BEGIN PASSAGE PROVIDED

Aleksandr Panarin

Personal information
- Full name: Aleksandr Aleksandrovich Panarin
- Date of birth: 29 December 1987 (age 37)
- Place of birth: Voronezh, Russian SFSR
- Height: 1.72 m (5 ft 7+1⁄2 in)
- Position: Midfielder

Youth career
- SDYuSShOR-14 Voronezh

Senior career*
- Years: Team / Apps / (Gls)
- 2006: FC Fakel Voronezh / 9 / (0)
- 2007: FC Fakel Voronezh (amateur)
- 2007: FC FCS-73 Voronezh (amateur)
- 2008: FC FCS-73 Voronezh / 30 / (1)
- 2009–2010: FC Fakel Voronezh / 32 / (6)
- 2011: FC Yelets (amateur)
- 2012: FC Astrakhan / 8 / (1)
- 2012–2013: FC Khimik Novomoskovsk (amateur)
- 2013: FC Vybor-Kurbatovo Voronezh (amateur)
- 2015: FC Sloboda Alekseyevka
- 2016: FC Spartak Rossosh

= Aleksandr Panarin =

Russian footballer (born 1987)

Aleksandr Aleksandrovich Panarin (Александр Александрович Панарин; born 29 December 1987) is a former Russian professional football player.

==Club career==
He played in the Russian Football National League for FC Fakel Voronezh in 2006.

END PASSAGE PROVIDED

ASSIGNED TASK 1:
Using the Panarin profile, answer each question below.
(a) In what place was Panarin born?
(b) What position is he listed as playing?
(c) In which league did he play for FC Fakel Voronezh in 2006?
ASSIGNED TASK 2: Reproduce the Panarin profile between "Youth career" and "Khimik Novomoskovsk (amateur)", inclusive, substituting "Appearances" for "Apps".
The listing that follows is separate material and has no connection to the Panarin profile.

BEGIN DATA EXTRACT

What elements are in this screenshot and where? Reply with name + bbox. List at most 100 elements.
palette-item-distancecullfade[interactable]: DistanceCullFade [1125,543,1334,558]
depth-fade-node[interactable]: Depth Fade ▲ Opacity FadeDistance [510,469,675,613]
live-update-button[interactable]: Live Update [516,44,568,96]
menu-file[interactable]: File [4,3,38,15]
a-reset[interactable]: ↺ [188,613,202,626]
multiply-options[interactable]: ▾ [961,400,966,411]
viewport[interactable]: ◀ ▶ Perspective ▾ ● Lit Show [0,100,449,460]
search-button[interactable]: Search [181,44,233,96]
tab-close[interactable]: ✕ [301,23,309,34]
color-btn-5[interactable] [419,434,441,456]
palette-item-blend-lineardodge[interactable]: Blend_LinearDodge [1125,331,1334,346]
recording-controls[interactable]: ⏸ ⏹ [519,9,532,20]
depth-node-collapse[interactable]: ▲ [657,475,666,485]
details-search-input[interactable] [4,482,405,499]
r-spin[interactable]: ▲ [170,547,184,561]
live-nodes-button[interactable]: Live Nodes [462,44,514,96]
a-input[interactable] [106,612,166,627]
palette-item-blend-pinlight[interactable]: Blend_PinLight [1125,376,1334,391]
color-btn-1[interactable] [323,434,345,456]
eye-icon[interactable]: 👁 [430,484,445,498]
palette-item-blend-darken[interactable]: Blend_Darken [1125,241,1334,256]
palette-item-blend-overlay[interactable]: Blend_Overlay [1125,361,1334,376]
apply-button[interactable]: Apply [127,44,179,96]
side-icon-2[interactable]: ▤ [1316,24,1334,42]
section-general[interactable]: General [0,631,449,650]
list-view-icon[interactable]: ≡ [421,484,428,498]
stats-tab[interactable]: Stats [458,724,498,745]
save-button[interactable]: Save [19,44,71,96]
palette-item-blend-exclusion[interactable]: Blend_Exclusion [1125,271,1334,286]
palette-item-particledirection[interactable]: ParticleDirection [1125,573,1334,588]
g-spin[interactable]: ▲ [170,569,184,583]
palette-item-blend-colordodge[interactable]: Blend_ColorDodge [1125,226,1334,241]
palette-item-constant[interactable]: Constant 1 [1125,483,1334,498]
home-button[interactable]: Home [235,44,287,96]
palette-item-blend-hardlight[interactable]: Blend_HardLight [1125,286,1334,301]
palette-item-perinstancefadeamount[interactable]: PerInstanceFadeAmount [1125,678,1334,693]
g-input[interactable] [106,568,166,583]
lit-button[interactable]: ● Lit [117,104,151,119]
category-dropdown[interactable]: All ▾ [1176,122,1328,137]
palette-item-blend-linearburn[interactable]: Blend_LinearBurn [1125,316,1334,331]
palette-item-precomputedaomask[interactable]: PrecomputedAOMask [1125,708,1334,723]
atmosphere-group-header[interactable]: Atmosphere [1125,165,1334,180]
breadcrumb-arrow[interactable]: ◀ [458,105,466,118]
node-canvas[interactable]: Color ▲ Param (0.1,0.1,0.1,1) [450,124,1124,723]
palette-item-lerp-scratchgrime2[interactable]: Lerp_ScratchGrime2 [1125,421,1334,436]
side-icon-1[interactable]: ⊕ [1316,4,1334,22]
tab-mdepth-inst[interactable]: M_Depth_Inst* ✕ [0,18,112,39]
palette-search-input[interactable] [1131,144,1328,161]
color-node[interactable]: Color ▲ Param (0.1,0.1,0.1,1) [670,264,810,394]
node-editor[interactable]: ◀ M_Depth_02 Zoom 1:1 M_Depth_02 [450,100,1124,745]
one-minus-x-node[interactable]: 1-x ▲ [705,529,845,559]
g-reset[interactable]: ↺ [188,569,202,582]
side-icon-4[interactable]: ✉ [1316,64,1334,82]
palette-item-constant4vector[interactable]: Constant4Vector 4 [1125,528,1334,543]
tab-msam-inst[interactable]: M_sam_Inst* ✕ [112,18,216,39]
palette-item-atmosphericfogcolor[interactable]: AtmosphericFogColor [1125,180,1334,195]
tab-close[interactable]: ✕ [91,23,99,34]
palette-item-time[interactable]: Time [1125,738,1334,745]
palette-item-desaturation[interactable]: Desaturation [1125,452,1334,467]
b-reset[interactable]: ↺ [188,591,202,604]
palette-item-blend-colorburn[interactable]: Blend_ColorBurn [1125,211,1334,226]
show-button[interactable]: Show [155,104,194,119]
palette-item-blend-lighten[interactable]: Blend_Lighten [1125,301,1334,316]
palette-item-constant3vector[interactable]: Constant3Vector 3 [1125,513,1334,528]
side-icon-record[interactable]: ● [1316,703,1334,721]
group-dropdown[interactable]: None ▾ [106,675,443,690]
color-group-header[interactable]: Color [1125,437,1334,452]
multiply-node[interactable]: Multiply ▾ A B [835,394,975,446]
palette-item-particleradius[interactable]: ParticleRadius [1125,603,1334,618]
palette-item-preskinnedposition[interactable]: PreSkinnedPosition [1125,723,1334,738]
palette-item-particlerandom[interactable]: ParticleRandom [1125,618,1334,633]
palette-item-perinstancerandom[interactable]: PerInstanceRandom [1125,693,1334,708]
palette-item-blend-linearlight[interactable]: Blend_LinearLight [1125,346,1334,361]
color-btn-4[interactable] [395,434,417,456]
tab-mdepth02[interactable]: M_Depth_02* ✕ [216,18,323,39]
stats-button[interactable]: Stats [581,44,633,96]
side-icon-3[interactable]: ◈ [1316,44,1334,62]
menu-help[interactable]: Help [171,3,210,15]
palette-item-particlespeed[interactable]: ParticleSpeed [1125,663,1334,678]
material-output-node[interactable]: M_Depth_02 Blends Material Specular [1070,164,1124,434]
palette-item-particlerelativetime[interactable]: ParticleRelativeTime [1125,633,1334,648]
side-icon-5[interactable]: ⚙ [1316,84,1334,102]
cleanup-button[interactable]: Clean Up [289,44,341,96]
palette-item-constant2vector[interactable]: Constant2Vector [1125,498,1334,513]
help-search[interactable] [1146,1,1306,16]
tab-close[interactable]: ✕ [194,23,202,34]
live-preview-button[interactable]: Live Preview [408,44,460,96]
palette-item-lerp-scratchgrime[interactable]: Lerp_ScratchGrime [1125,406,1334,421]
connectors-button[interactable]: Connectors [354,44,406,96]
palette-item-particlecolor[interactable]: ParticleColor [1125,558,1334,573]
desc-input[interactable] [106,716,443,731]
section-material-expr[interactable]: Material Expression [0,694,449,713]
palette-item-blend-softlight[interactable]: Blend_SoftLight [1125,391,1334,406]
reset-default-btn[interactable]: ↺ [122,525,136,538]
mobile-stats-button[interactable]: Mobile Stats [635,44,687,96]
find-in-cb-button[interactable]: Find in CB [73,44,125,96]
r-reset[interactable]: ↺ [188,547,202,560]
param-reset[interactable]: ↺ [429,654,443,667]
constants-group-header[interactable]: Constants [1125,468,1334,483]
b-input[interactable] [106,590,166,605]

END DATA EXTRACT

FINAL ANSWER 1:
(a) Voronezh, Russian SFSR
(b) Midfielder
(c) The Russian Football National League

FINAL ANSWER 2:
Youth career
- SDYuSShOR-14 Voronezh

Senior career*
- Years: Team / Appearances / (Gls)
- 2006: FC Fakel Voronezh / 9 / (0)
- 2007: FC Fakel Voronezh (amateur)
- 2007: FC FCS-73 Voronezh (amateur)
- 2008: FC FCS-73 Voronezh / 30 / (1)
- 2009–2010: FC Fakel Voronezh / 32 / (6)
- 2011: FC Yelets (amateur)
- 2012: FC Astrakhan / 8 / (1)
- 2012–2013: FC Khimik Novomoskovsk (amateur)